-- Exercise brief --
Make an exact copy of the entries, and keep any pictures out of it.
-- START Material shown --
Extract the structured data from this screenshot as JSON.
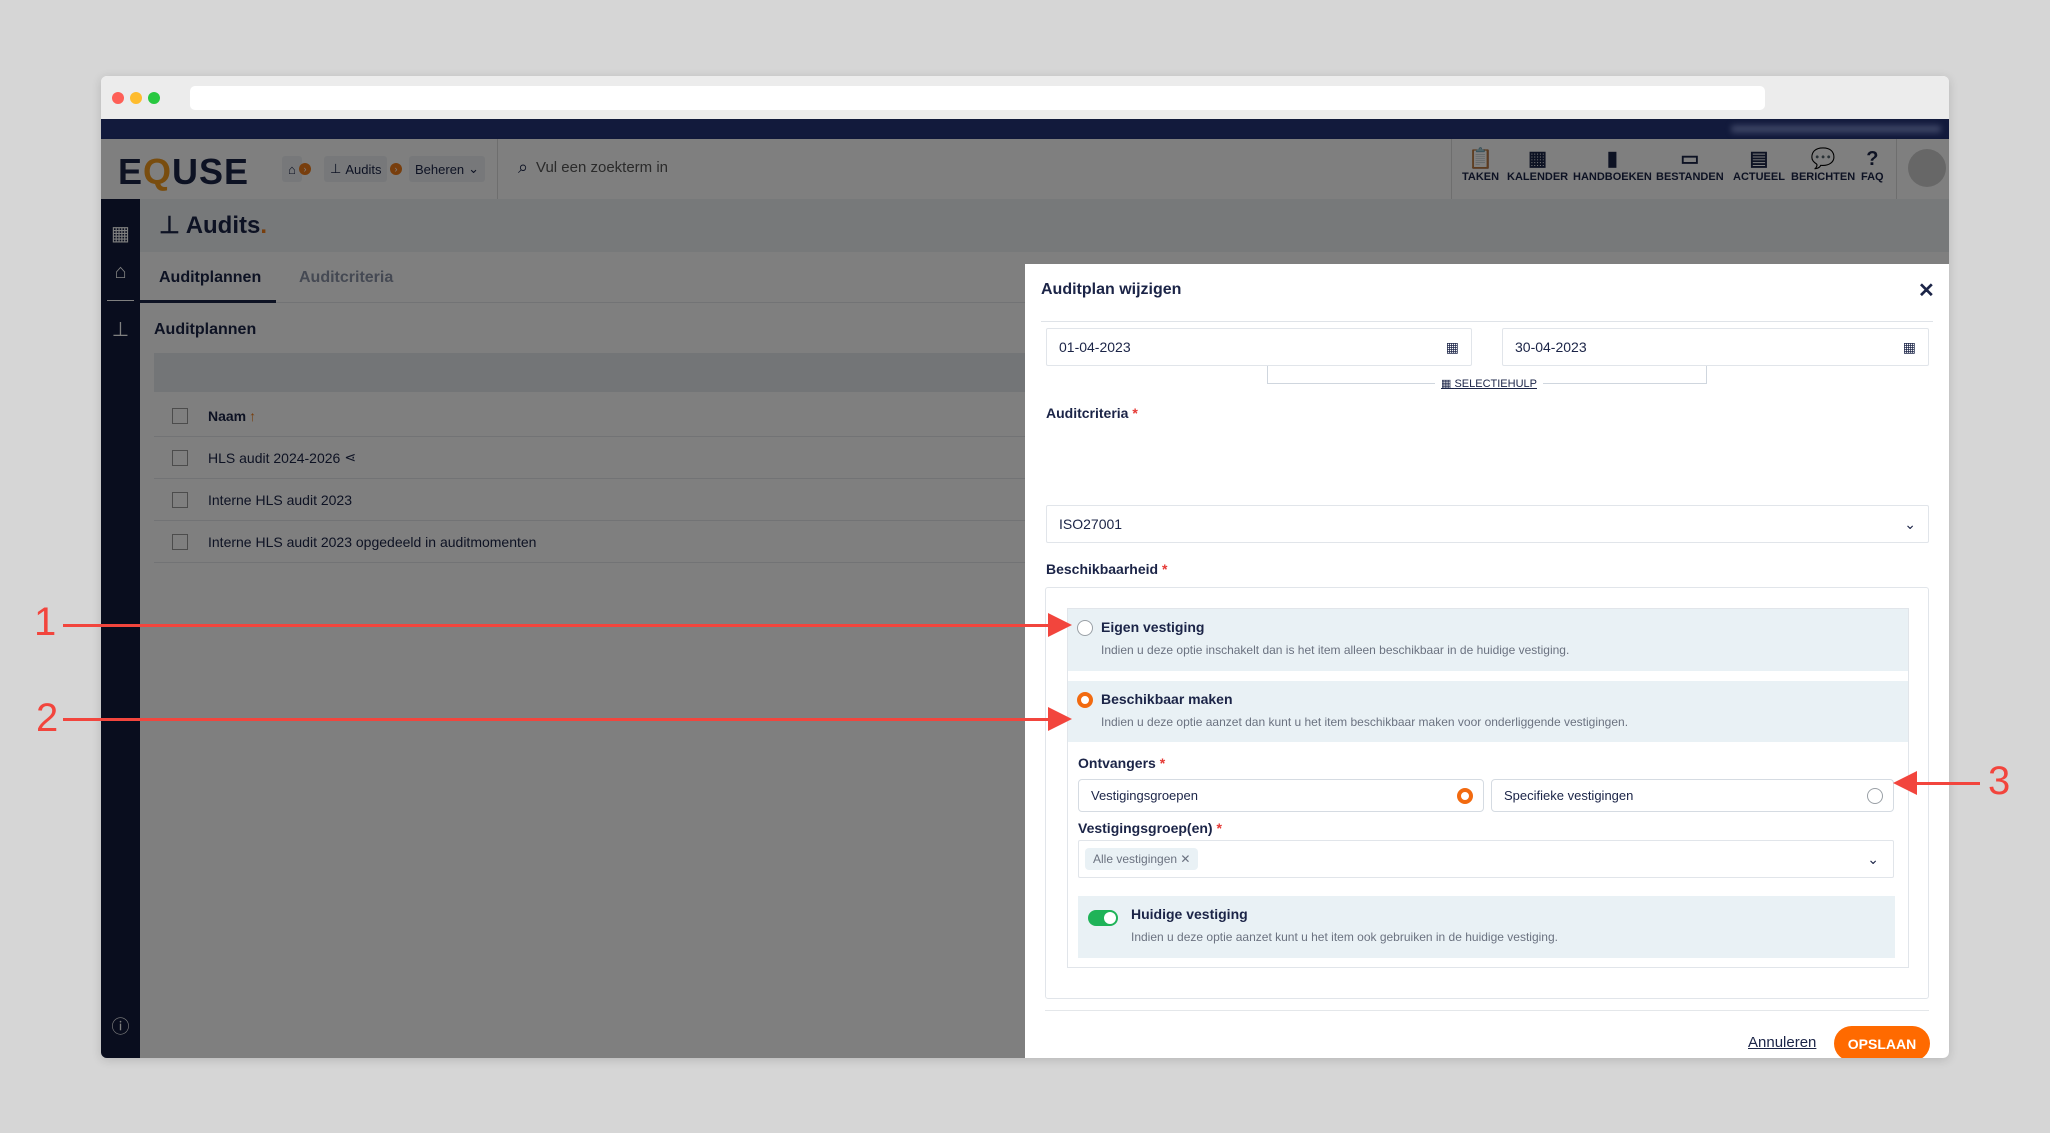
{
  "app": {
    "logo": "EQUSE"
  },
  "breadcrumb": {
    "home_icon": "home-icon",
    "audits": "Audits",
    "beheren": "Beheren"
  },
  "search": {
    "placeholder": "Vul een zoekterm in"
  },
  "toolbar": [
    {
      "label": "TAKEN",
      "icon": "clipboard-icon"
    },
    {
      "label": "KALENDER",
      "icon": "calendar-icon"
    },
    {
      "label": "HANDBOEKEN",
      "icon": "book-icon"
    },
    {
      "label": "BESTANDEN",
      "icon": "archive-icon"
    },
    {
      "label": "ACTUEEL",
      "icon": "newspaper-icon"
    },
    {
      "label": "BERICHTEN",
      "icon": "comments-icon"
    },
    {
      "label": "FAQ",
      "icon": "question-icon"
    }
  ],
  "page": {
    "title": "Audits",
    "title_dot": ".",
    "tabs": [
      "Auditplannen",
      "Auditcriteria"
    ],
    "section": "Auditplannen",
    "table": {
      "header": "Naam",
      "rows": [
        "HLS audit 2024-2026",
        "Interne HLS audit 2023",
        "Interne HLS audit 2023 opgedeeld in auditmomenten"
      ]
    }
  },
  "modal": {
    "title": "Auditplan wijzigen",
    "start_date": "01-04-2023",
    "end_date": "30-04-2023",
    "selectiehulp": "SELECTIEHULP",
    "auditcriteria_label": "Auditcriteria",
    "auditcriteria_value": "ISO27001",
    "beschikbaarheid_label": "Beschikbaarheid",
    "options": [
      {
        "title": "Eigen vestiging",
        "desc": "Indien u deze optie inschakelt dan is het item alleen beschikbaar in de huidige vestiging.",
        "selected": false
      },
      {
        "title": "Beschikbaar maken",
        "desc": "Indien u deze optie aanzet dan kunt u het item beschikbaar maken voor onderliggende vestigingen.",
        "selected": true
      }
    ],
    "ontvangers_label": "Ontvangers",
    "ontvangers": [
      {
        "label": "Vestigingsgroepen",
        "selected": true
      },
      {
        "label": "Specifieke vestigingen",
        "selected": false
      }
    ],
    "groepen_label": "Vestigingsgroep(en)",
    "groepen_selected": [
      "Alle vestigingen"
    ],
    "huidige": {
      "title": "Huidige vestiging",
      "desc": "Indien u deze optie aanzet kunt u het item ook gebruiken in de huidige vestiging.",
      "enabled": true
    },
    "required_mark": "*",
    "cancel": "Annuleren",
    "save": "OPSLAAN"
  },
  "annotations": [
    "1",
    "2",
    "3"
  ],
  "colors": {
    "accent": "#ff6a00",
    "navy": "#121a3c",
    "toggle_on": "#1fb358",
    "annotation": "#f2453d"
  }
}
-- END Material shown --
-- Result of this exercise --
Extract the structured data from this screenshot as JSON.
{
  "app": {
    "logo": "EQUSE"
  },
  "breadcrumb": {
    "home_icon": "home-icon",
    "audits": "Audits",
    "beheren": "Beheren"
  },
  "search": {
    "placeholder": "Vul een zoekterm in"
  },
  "toolbar": [
    {
      "label": "TAKEN",
      "icon": "clipboard-icon"
    },
    {
      "label": "KALENDER",
      "icon": "calendar-icon"
    },
    {
      "label": "HANDBOEKEN",
      "icon": "book-icon"
    },
    {
      "label": "BESTANDEN",
      "icon": "archive-icon"
    },
    {
      "label": "ACTUEEL",
      "icon": "newspaper-icon"
    },
    {
      "label": "BERICHTEN",
      "icon": "comments-icon"
    },
    {
      "label": "FAQ",
      "icon": "question-icon"
    }
  ],
  "page": {
    "title": "Audits",
    "title_dot": ".",
    "tabs": [
      "Auditplannen",
      "Auditcriteria"
    ],
    "section": "Auditplannen",
    "table": {
      "header": "Naam",
      "rows": [
        "HLS audit 2024-2026",
        "Interne HLS audit 2023",
        "Interne HLS audit 2023 opgedeeld in auditmomenten"
      ]
    }
  },
  "modal": {
    "title": "Auditplan wijzigen",
    "start_date": "01-04-2023",
    "end_date": "30-04-2023",
    "selectiehulp": "SELECTIEHULP",
    "auditcriteria_label": "Auditcriteria",
    "auditcriteria_value": "ISO27001",
    "beschikbaarheid_label": "Beschikbaarheid",
    "options": [
      {
        "title": "Eigen vestiging",
        "desc": "Indien u deze optie inschakelt dan is het item alleen beschikbaar in de huidige vestiging.",
        "selected": false
      },
      {
        "title": "Beschikbaar maken",
        "desc": "Indien u deze optie aanzet dan kunt u het item beschikbaar maken voor onderliggende vestigingen.",
        "selected": true
      }
    ],
    "ontvangers_label": "Ontvangers",
    "ontvangers": [
      {
        "label": "Vestigingsgroepen",
        "selected": true
      },
      {
        "label": "Specifieke vestigingen",
        "selected": false
      }
    ],
    "groepen_label": "Vestigingsgroep(en)",
    "groepen_selected": [
      "Alle vestigingen"
    ],
    "huidige": {
      "title": "Huidige vestiging",
      "desc": "Indien u deze optie aanzet kunt u het item ook gebruiken in de huidige vestiging.",
      "enabled": true
    },
    "required_mark": "*",
    "cancel": "Annuleren",
    "save": "OPSLAAN"
  },
  "annotations": [
    "1",
    "2",
    "3"
  ],
  "colors": {
    "accent": "#ff6a00",
    "navy": "#121a3c",
    "toggle_on": "#1fb358",
    "annotation": "#f2453d"
  }
}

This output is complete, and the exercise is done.